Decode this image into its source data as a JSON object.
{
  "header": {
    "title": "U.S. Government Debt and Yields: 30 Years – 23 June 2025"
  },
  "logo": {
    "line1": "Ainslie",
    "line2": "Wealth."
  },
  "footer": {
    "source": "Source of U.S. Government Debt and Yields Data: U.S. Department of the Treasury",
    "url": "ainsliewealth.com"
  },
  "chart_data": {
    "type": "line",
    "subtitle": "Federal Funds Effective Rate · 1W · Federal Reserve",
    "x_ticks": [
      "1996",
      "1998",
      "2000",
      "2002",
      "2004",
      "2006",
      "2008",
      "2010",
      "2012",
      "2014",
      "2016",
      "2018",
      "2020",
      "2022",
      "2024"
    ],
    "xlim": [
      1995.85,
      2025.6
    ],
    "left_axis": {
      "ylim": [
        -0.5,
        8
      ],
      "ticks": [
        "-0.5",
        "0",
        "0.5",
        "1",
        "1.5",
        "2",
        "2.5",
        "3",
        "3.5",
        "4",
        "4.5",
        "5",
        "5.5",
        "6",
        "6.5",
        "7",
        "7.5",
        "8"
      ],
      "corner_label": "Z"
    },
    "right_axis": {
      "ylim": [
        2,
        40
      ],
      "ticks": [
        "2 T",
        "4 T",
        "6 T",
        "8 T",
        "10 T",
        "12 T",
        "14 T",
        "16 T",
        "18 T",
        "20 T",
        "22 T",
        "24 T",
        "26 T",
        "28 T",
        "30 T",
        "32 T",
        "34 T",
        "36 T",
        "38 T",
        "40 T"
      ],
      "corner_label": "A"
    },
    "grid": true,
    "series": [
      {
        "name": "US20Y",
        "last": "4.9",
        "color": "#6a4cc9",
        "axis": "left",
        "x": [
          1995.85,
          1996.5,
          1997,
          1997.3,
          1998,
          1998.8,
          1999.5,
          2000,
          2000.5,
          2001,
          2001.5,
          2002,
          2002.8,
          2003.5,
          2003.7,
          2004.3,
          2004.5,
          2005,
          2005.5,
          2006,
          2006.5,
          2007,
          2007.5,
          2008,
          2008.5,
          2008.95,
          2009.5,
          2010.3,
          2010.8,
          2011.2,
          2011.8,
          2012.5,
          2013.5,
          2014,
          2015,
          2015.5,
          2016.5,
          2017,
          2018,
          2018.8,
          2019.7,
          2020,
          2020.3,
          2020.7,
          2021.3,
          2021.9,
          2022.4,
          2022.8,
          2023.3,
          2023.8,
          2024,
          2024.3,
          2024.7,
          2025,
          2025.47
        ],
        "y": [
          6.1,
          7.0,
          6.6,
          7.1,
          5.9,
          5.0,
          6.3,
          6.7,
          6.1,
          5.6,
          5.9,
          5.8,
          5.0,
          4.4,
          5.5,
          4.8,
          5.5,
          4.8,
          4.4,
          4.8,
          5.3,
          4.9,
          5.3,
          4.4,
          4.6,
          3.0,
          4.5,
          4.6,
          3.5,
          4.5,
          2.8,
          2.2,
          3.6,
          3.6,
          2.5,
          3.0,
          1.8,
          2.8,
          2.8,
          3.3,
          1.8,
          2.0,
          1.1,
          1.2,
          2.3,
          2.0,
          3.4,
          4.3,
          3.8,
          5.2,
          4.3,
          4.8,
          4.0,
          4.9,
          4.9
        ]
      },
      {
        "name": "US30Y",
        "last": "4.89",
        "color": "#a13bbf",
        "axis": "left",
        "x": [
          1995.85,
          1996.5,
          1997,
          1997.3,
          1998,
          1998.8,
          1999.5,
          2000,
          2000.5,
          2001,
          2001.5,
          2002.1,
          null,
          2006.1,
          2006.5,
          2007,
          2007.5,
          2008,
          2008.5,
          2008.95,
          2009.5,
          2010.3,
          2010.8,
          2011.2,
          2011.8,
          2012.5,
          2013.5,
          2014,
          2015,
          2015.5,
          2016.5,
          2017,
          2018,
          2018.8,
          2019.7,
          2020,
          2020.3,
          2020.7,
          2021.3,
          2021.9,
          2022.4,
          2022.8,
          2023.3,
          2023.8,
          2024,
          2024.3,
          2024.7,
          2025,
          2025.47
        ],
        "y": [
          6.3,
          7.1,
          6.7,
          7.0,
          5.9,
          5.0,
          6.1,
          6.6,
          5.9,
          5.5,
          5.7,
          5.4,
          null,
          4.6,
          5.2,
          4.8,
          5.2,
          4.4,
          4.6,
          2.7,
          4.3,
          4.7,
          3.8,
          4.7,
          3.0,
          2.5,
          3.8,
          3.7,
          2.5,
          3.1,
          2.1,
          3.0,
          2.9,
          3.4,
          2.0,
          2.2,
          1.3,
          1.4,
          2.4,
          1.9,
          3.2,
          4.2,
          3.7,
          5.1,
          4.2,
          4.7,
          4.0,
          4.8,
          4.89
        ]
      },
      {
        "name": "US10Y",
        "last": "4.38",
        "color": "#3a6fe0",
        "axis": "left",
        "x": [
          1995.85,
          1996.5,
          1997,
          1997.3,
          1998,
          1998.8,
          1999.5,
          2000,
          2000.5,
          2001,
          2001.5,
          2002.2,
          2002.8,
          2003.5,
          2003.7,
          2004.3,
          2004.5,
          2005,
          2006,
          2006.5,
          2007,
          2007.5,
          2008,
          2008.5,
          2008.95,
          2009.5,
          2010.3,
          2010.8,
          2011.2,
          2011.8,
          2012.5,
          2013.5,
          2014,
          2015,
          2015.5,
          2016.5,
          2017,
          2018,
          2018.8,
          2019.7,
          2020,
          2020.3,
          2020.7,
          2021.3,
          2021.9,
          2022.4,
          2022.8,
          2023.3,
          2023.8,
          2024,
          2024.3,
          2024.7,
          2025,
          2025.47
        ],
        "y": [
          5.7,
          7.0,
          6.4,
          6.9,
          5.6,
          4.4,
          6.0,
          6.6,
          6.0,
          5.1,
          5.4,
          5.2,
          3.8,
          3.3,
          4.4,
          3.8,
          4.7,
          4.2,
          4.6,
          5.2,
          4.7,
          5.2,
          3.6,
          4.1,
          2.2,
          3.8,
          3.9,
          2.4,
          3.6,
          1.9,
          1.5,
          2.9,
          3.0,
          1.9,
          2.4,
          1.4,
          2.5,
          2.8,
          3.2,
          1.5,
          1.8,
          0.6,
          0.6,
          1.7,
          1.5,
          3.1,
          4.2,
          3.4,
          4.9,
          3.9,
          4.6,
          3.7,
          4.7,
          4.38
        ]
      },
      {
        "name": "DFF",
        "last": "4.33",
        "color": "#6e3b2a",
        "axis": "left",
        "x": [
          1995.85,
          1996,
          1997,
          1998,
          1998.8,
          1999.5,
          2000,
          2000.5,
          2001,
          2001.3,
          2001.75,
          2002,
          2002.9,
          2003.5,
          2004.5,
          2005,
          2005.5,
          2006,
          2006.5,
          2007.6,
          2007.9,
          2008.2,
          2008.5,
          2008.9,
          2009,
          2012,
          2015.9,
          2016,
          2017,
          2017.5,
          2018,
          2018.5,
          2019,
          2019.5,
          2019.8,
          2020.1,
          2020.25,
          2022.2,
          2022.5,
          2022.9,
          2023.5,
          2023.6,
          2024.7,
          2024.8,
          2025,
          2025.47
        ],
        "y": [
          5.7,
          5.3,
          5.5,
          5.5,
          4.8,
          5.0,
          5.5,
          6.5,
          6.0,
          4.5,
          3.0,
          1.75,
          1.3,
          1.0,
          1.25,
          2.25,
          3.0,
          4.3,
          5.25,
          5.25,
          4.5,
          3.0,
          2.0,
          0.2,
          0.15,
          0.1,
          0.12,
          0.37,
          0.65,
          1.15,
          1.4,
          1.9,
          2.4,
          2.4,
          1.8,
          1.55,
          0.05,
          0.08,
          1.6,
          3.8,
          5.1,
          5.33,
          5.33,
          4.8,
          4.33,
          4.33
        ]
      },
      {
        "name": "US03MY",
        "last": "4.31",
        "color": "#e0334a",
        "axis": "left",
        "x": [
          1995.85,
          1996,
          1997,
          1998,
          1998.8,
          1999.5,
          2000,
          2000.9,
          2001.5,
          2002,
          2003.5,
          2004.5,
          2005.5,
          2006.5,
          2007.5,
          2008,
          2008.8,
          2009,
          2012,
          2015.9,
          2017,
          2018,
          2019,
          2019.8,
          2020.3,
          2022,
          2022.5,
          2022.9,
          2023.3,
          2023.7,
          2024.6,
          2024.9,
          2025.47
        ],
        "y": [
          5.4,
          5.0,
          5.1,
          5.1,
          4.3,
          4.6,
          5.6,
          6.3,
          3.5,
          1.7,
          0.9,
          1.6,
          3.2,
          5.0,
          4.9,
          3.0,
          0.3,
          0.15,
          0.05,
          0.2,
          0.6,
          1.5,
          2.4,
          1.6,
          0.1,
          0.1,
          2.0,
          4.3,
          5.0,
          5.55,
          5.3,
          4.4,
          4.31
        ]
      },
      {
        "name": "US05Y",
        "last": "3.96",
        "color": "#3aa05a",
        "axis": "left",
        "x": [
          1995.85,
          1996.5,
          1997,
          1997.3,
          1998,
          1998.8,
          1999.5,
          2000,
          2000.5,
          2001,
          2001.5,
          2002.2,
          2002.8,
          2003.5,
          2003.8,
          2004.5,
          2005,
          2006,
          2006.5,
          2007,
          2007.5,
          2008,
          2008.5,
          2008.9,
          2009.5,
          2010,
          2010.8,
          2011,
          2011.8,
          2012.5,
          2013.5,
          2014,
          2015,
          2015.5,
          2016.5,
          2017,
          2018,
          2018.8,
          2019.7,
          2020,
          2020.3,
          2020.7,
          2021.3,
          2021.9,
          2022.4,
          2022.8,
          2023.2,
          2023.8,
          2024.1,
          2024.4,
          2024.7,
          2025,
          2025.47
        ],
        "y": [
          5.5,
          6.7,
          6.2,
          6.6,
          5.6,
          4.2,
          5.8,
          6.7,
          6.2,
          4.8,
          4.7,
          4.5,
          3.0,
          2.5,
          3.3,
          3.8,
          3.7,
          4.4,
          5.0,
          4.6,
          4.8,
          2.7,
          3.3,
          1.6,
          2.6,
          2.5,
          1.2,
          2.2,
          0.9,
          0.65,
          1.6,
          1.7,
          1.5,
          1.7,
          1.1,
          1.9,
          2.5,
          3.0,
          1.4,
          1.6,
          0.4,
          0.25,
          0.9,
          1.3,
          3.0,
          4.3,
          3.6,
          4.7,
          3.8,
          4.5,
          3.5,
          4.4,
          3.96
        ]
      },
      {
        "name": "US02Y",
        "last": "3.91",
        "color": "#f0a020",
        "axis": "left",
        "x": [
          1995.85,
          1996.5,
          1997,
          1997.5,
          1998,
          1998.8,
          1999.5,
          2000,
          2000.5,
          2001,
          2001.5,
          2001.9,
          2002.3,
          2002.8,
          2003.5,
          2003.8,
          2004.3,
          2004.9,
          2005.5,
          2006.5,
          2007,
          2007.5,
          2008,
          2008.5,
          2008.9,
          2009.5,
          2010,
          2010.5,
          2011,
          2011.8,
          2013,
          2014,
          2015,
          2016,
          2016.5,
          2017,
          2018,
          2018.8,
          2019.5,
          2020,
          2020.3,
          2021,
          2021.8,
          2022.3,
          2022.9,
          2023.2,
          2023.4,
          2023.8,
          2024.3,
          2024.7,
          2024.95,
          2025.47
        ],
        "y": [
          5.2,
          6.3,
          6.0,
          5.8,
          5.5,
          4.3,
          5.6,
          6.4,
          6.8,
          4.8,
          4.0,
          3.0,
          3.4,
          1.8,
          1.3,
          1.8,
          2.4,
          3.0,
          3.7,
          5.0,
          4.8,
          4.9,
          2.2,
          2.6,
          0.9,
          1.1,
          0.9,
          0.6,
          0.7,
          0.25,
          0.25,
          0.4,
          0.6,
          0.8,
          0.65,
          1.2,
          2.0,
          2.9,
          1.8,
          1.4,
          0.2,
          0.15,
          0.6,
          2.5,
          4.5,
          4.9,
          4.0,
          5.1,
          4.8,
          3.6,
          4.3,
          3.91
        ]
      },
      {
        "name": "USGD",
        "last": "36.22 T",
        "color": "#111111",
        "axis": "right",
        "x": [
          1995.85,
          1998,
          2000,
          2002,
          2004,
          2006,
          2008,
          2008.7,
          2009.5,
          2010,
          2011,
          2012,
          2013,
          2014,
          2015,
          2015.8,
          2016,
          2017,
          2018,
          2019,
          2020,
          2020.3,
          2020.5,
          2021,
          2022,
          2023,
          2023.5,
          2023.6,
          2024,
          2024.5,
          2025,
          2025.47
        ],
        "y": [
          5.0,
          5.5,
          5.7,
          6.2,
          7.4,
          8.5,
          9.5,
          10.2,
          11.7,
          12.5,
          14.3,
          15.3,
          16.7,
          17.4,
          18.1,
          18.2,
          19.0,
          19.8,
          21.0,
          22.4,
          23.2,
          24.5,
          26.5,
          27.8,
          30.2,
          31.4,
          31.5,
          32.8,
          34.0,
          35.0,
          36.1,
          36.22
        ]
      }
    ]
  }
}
○ ○ ○ ○ ○ ○ ○
INSTRUCTIONS TO FOLLOW: Scan the listing above. Collect all lines with the word "last".

COMPLETE ANSWER:
        "last": "4.9",
        "last": "4.89",
        "last": "4.38",
        "last": "4.33",
        "last": "4.31",
        "last": "3.96",
        "last": "3.91",
        "last": "36.22 T",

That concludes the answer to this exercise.